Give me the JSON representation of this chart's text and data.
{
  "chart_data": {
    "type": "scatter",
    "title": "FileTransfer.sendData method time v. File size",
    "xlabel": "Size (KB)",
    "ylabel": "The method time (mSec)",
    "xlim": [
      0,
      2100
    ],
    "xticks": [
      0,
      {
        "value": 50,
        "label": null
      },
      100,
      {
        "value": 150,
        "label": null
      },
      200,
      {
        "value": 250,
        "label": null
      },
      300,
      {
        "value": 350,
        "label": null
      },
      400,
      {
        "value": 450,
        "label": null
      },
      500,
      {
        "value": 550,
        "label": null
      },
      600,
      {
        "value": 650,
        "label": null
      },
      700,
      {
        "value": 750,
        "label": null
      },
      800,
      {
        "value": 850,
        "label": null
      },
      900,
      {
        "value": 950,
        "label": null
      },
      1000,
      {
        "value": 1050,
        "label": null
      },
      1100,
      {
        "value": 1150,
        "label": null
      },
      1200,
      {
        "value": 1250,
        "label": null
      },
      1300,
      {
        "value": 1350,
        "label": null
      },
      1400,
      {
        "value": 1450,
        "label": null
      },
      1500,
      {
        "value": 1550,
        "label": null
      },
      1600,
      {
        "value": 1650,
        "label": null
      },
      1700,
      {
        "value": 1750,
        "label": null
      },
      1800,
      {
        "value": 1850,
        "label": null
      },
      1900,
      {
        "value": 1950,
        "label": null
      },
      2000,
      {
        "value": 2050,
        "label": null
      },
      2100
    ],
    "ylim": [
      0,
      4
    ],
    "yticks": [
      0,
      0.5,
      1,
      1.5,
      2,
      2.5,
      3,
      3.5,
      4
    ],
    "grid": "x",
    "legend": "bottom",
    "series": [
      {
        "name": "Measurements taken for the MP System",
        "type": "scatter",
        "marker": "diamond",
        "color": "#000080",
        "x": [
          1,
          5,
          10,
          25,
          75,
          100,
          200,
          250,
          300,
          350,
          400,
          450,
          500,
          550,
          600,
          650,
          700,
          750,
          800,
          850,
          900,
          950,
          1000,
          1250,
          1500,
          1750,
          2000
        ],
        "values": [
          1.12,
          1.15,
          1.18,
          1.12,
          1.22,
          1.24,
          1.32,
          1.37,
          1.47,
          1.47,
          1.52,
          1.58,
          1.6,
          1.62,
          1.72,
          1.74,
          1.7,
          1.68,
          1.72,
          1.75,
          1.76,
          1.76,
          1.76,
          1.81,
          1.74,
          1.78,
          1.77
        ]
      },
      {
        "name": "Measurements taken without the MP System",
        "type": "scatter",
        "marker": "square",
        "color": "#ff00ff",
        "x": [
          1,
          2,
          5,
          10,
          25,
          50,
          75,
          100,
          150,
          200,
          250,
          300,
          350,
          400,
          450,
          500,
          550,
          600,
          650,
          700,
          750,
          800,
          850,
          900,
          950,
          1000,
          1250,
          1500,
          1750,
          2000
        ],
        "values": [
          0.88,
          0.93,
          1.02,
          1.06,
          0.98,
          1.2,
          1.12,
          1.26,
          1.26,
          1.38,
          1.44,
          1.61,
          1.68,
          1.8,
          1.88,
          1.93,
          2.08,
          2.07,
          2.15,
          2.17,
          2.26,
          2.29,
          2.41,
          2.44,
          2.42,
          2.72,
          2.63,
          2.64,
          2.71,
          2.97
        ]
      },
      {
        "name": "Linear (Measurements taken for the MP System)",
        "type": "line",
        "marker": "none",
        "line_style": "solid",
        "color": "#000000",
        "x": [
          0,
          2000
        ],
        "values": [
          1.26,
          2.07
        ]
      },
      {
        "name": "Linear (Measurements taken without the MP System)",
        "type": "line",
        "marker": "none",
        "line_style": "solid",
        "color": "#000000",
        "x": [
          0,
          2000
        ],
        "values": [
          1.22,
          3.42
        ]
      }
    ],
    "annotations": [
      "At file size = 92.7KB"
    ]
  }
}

_ _ _ _

WHAT IS EXPECTED:
Every entry should be output exactly as written, please.

FULL OUTPUT:
Give me the JSON representation of this chart's text and data.
{
  "chart_data": {
    "type": "scatter",
    "title": "FileTransfer.sendData method time v. File size",
    "xlabel": "Size (KB)",
    "ylabel": "The method time (mSec)",
    "xlim": [
      0,
      2100
    ],
    "xticks": [
      0,
      {
        "value": 50,
        "label": null
      },
      100,
      {
        "value": 150,
        "label": null
      },
      200,
      {
        "value": 250,
        "label": null
      },
      300,
      {
        "value": 350,
        "label": null
      },
      400,
      {
        "value": 450,
        "label": null
      },
      500,
      {
        "value": 550,
        "label": null
      },
      600,
      {
        "value": 650,
        "label": null
      },
      700,
      {
        "value": 750,
        "label": null
      },
      800,
      {
        "value": 850,
        "label": null
      },
      900,
      {
        "value": 950,
        "label": null
      },
      1000,
      {
        "value": 1050,
        "label": null
      },
      1100,
      {
        "value": 1150,
        "label": null
      },
      1200,
      {
        "value": 1250,
        "label": null
      },
      1300,
      {
        "value": 1350,
        "label": null
      },
      1400,
      {
        "value": 1450,
        "label": null
      },
      1500,
      {
        "value": 1550,
        "label": null
      },
      1600,
      {
        "value": 1650,
        "label": null
      },
      1700,
      {
        "value": 1750,
        "label": null
      },
      1800,
      {
        "value": 1850,
        "label": null
      },
      1900,
      {
        "value": 1950,
        "label": null
      },
      2000,
      {
        "value": 2050,
        "label": null
      },
      2100
    ],
    "ylim": [
      0,
      4
    ],
    "yticks": [
      0,
      0.5,
      1,
      1.5,
      2,
      2.5,
      3,
      3.5,
      4
    ],
    "grid": "x",
    "legend": "bottom",
    "series": [
      {
        "name": "Measurements taken for the MP System",
        "type": "scatter",
        "marker": "diamond",
        "color": "#000080",
        "x": [
          1,
          5,
          10,
          25,
          75,
          100,
          200,
          250,
          300,
          350,
          400,
          450,
          500,
          550,
          600,
          650,
          700,
          750,
          800,
          850,
          900,
          950,
          1000,
          1250,
          1500,
          1750,
          2000
        ],
        "values": [
          1.12,
          1.15,
          1.18,
          1.12,
          1.22,
          1.24,
          1.32,
          1.37,
          1.47,
          1.47,
          1.52,
          1.58,
          1.6,
          1.62,
          1.72,
          1.74,
          1.7,
          1.68,
          1.72,
          1.75,
          1.76,
          1.76,
          1.76,
          1.81,
          1.74,
          1.78,
          1.77
        ]
      },
      {
        "name": "Measurements taken without the MP System",
        "type": "scatter",
        "marker": "square",
        "color": "#ff00ff",
        "x": [
          1,
          2,
          5,
          10,
          25,
          50,
          75,
          100,
          150,
          200,
          250,
          300,
          350,
          400,
          450,
          500,
          550,
          600,
          650,
          700,
          750,
          800,
          850,
          900,
          950,
          1000,
          1250,
          1500,
          1750,
          2000
        ],
        "values": [
          0.88,
          0.93,
          1.02,
          1.06,
          0.98,
          1.2,
          1.12,
          1.26,
          1.26,
          1.38,
          1.44,
          1.61,
          1.68,
          1.8,
          1.88,
          1.93,
          2.08,
          2.07,
          2.15,
          2.17,
          2.26,
          2.29,
          2.41,
          2.44,
          2.42,
          2.72,
          2.63,
          2.64,
          2.71,
          2.97
        ]
      },
      {
        "name": "Linear (Measurements taken for the MP System)",
        "type": "line",
        "marker": "none",
        "line_style": "solid",
        "color": "#000000",
        "x": [
          0,
          2000
        ],
        "values": [
          1.26,
          2.07
        ]
      },
      {
        "name": "Linear (Measurements taken without the MP System)",
        "type": "line",
        "marker": "none",
        "line_style": "solid",
        "color": "#000000",
        "x": [
          0,
          2000
        ],
        "values": [
          1.22,
          3.42
        ]
      }
    ],
    "annotations": [
      "At file size = 92.7KB"
    ]
  }
}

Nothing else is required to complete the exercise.